### INPUT FOR THIS TASK
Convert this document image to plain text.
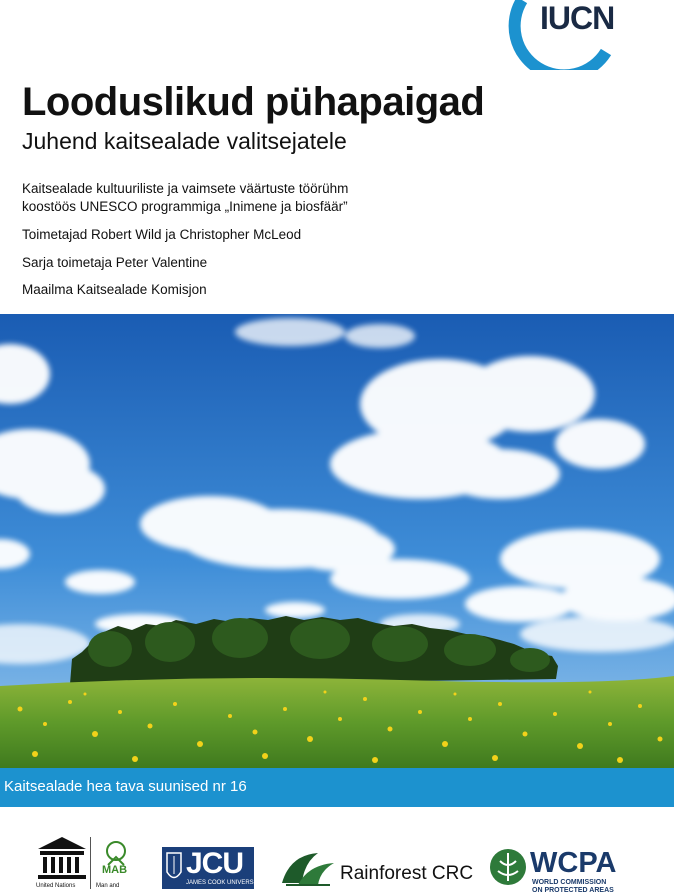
IUCN
Looduslikud pühapaigad
Juhend kaitsealade valitsejatele
Kaitsealade kultuuriliste ja vaimsete väärtuste töörühm
koostöös UNESCO programmiga „Inimene ja biosfäär”
Toimetajad Robert Wild ja Christopher McLeod
Sarja toimetaja Peter Valentine
Maailma Kaitsealade Komisjon
Kaitsealade hea tava suunised nr 16
United Nations
MAB
Man and
JCU
JAMES COOK UNIVERSITY	Rainforest CRC WCPA
WORLD COMMISSION
ON PROTECTED AREAS
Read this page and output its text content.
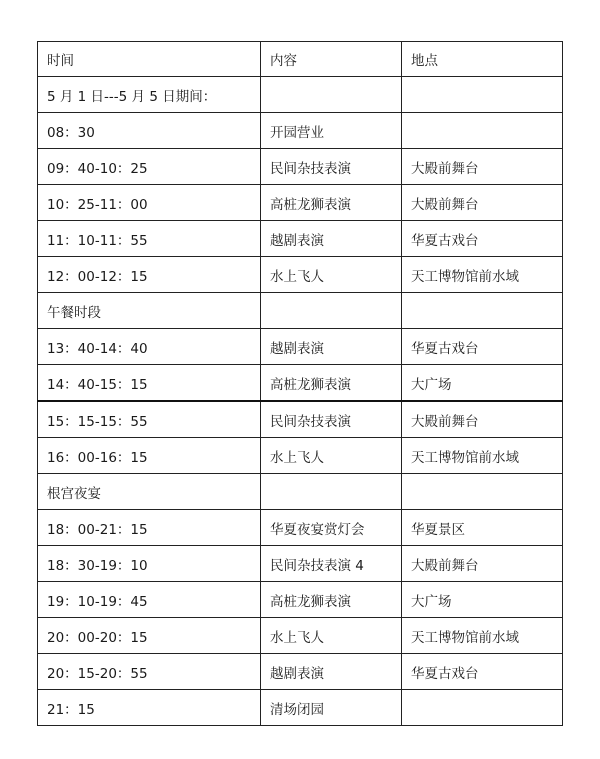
时间	内容	地点
5 月 1 日---5 月 5 日期间：		
08：30	开园营业	
09：40-10：25	民间杂技表演	大殿前舞台
10：25-11：00	高桩龙狮表演	大殿前舞台
11：10-11：55	越剧表演	华夏古戏台
12：00-12：15	水上飞人	天工博物馆前水域
午餐时段		
13：40-14：40	越剧表演	华夏古戏台
14：40-15：15	高桩龙狮表演	大广场
15：15-15：55	民间杂技表演	大殿前舞台
16：00-16：15	水上飞人	天工博物馆前水域
根宫夜宴		
18：00-21：15	华夏夜宴赏灯会	华夏景区
18：30-19：10	民间杂技表演 4	大殿前舞台
19：10-19：45	高桩龙狮表演	大广场
20：00-20：15	水上飞人	天工博物馆前水域
20：15-20：55	越剧表演	华夏古戏台
21：15	清场闭园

### WORK TO COMPLETE
Output only these lines, word for word: the line containing "Read this page and output its text content." and every line after it through the last line of the data. Omit the pictures.

### REPLY TO THE EXERCISE
Read this page and output its text content.
时间	内容	地点
5 月 1 日---5 月 5 日期间：		
08：30	开园营业	
09：40-10：25	民间杂技表演	大殿前舞台
10：25-11：00	高桩龙狮表演	大殿前舞台
11：10-11：55	越剧表演	华夏古戏台
12：00-12：15	水上飞人	天工博物馆前水域
午餐时段		
13：40-14：40	越剧表演	华夏古戏台
14：40-15：15	高桩龙狮表演	大广场
15：15-15：55	民间杂技表演	大殿前舞台
16：00-16：15	水上飞人	天工博物馆前水域
根宫夜宴		
18：00-21：15	华夏夜宴赏灯会	华夏景区
18：30-19：10	民间杂技表演 4	大殿前舞台
19：10-19：45	高桩龙狮表演	大广场
20：00-20：15	水上飞人	天工博物馆前水域
20：15-20：55	越剧表演	华夏古戏台
21：15	清场闭园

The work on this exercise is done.